# REQUIREMENTS:
Repeat each record exactly as written, and drop any images.

# DATA FOR THE TASK:
--

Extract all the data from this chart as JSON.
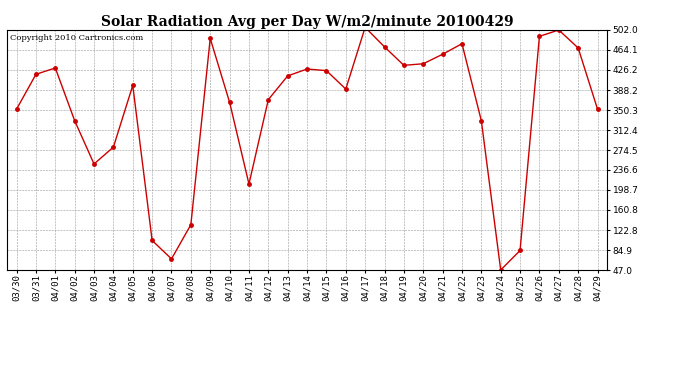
{
  "title": "Solar Radiation Avg per Day W/m2/minute 20100429",
  "copyright": "Copyright 2010 Cartronics.com",
  "dates": [
    "03/30",
    "03/31",
    "04/01",
    "04/02",
    "04/03",
    "04/04",
    "04/05",
    "04/06",
    "04/07",
    "04/08",
    "04/09",
    "04/10",
    "04/11",
    "04/12",
    "04/13",
    "04/14",
    "04/15",
    "04/16",
    "04/17",
    "04/18",
    "04/19",
    "04/20",
    "04/21",
    "04/22",
    "04/23",
    "04/24",
    "04/25",
    "04/26",
    "04/27",
    "04/28",
    "04/29"
  ],
  "values": [
    352,
    418,
    430,
    330,
    248,
    280,
    397,
    103,
    68,
    133,
    486,
    365,
    210,
    370,
    415,
    428,
    425,
    390,
    507,
    470,
    435,
    438,
    456,
    476,
    330,
    47,
    84,
    490,
    502,
    468,
    352
  ],
  "line_color": "#cc0000",
  "marker": "o",
  "marker_size": 2.5,
  "bg_color": "#ffffff",
  "grid_color": "#999999",
  "ylim_min": 47.0,
  "ylim_max": 502.0,
  "ytick_values": [
    47.0,
    84.9,
    122.8,
    160.8,
    198.7,
    236.6,
    274.5,
    312.4,
    350.3,
    388.2,
    426.2,
    464.1,
    502.0
  ],
  "title_fontsize": 10,
  "copyright_fontsize": 6,
  "tick_fontsize": 6.5
}
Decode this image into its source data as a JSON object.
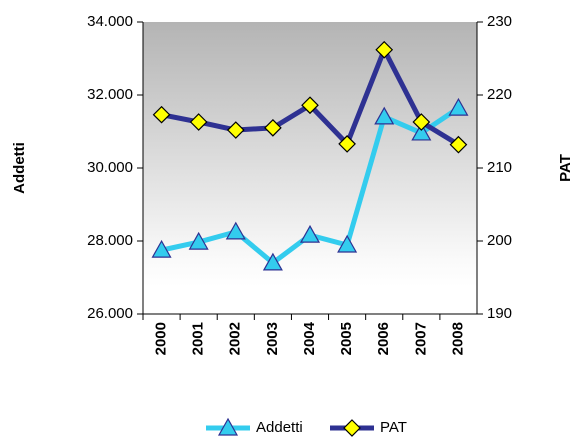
{
  "chart_data": {
    "type": "line",
    "categories": [
      "2000",
      "2001",
      "2002",
      "2003",
      "2004",
      "2005",
      "2006",
      "2007",
      "2008"
    ],
    "series": [
      {
        "name": "Addetti",
        "color": "#33ccee",
        "marker": "triangle",
        "values": [
          27750,
          27970,
          28250,
          27400,
          28160,
          27890,
          31400,
          30960,
          31640
        ]
      },
      {
        "name": "PAT",
        "color": "#2e3192",
        "marker": "diamond",
        "axis": "y2",
        "values": [
          217.3,
          216.3,
          215.2,
          215.5,
          218.6,
          213.3,
          226.2,
          216.3,
          213.2
        ]
      }
    ],
    "ylabel": "Addetti",
    "y2label": "PAT",
    "ylim": [
      26000,
      34000
    ],
    "yticks": [
      {
        "value": 26000,
        "label": "26.000"
      },
      {
        "value": 28000,
        "label": "28.000"
      },
      {
        "value": 30000,
        "label": "30.000"
      },
      {
        "value": 32000,
        "label": "32.000"
      },
      {
        "value": 34000,
        "label": "34.000"
      }
    ],
    "y2lim": [
      190,
      230
    ],
    "y2ticks": [
      190,
      200,
      210,
      220,
      230
    ],
    "legend": "bottom"
  }
}
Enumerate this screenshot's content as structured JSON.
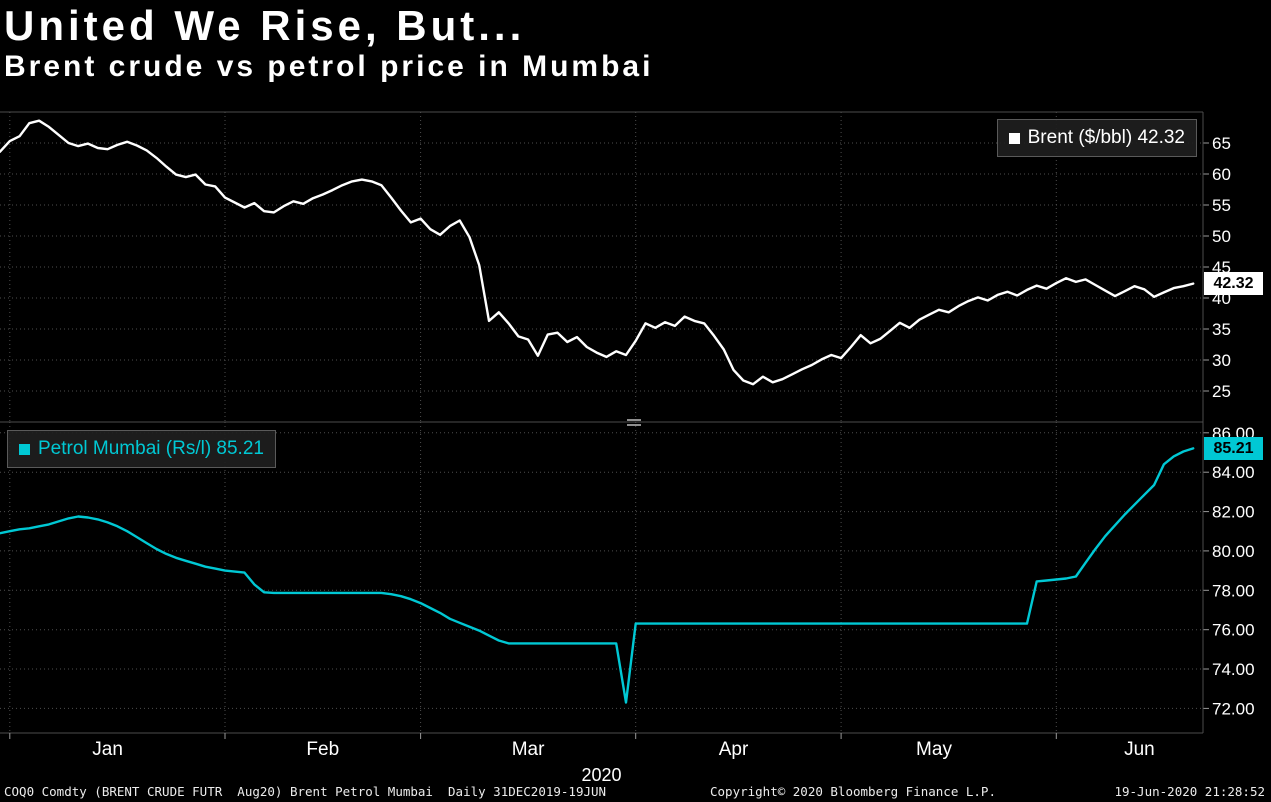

--

# EXERCISE OUTPUT:
Extract all the data from this chart as JSON.
{
  "title": "Solar Radiation Avg per Day W/m2/minute 20100429",
  "copyright": "Copyright 2010 Cartronics.com",
  "dates": [
    "03/30",
    "03/31",
    "04/01",
    "04/02",
    "04/03",
    "04/04",
    "04/05",
    "04/06",
    "04/07",
    "04/08",
    "04/09",
    "04/10",
    "04/11",
    "04/12",
    "04/13",
    "04/14",
    "04/15",
    "04/16",
    "04/17",
    "04/18",
    "04/19",
    "04/20",
    "04/21",
    "04/22",
    "04/23",
    "04/24",
    "04/25",
    "04/26",
    "04/27",
    "04/28",
    "04/29"
  ],
  "values": [
    352,
    418,
    430,
    330,
    248,
    280,
    397,
    103,
    68,
    133,
    486,
    365,
    210,
    370,
    415,
    428,
    425,
    390,
    507,
    470,
    435,
    438,
    456,
    476,
    330,
    47,
    84,
    490,
    502,
    468,
    352
  ],
  "line_color": "#cc0000",
  "marker": "o",
  "marker_size": 2.5,
  "bg_color": "#ffffff",
  "grid_color": "#999999",
  "ylim_min": 47.0,
  "ylim_max": 502.0,
  "ytick_values": [
    47.0,
    84.9,
    122.8,
    160.8,
    198.7,
    236.6,
    274.5,
    312.4,
    350.3,
    388.2,
    426.2,
    464.1,
    502.0
  ],
  "title_fontsize": 10,
  "copyright_fontsize": 6,
  "tick_fontsize": 6.5
}
Decode this image into its source data as a JSON object.
{
  "chart_data": {
    "type": "line",
    "categories": [
      "2000",
      "2001",
      "2002",
      "2003",
      "2004",
      "2005",
      "2006",
      "2007",
      "2008"
    ],
    "series": [
      {
        "name": "Addetti",
        "color": "#33ccee",
        "marker": "triangle",
        "values": [
          27750,
          27970,
          28250,
          27400,
          28160,
          27890,
          31400,
          30960,
          31640
        ]
      },
      {
        "name": "PAT",
        "color": "#2e3192",
        "marker": "diamond",
        "axis": "y2",
        "values": [
          217.3,
          216.3,
          215.2,
          215.5,
          218.6,
          213.3,
          226.2,
          216.3,
          213.2
        ]
      }
    ],
    "ylabel": "Addetti",
    "y2label": "PAT",
    "ylim": [
      26000,
      34000
    ],
    "yticks": [
      {
        "value": 26000,
        "label": "26.000"
      },
      {
        "value": 28000,
        "label": "28.000"
      },
      {
        "value": 30000,
        "label": "30.000"
      },
      {
        "value": 32000,
        "label": "32.000"
      },
      {
        "value": 34000,
        "label": "34.000"
      }
    ],
    "y2lim": [
      190,
      230
    ],
    "y2ticks": [
      190,
      200,
      210,
      220,
      230
    ],
    "legend": "bottom"
  }
}
Enumerate this screenshot's content as structured JSON.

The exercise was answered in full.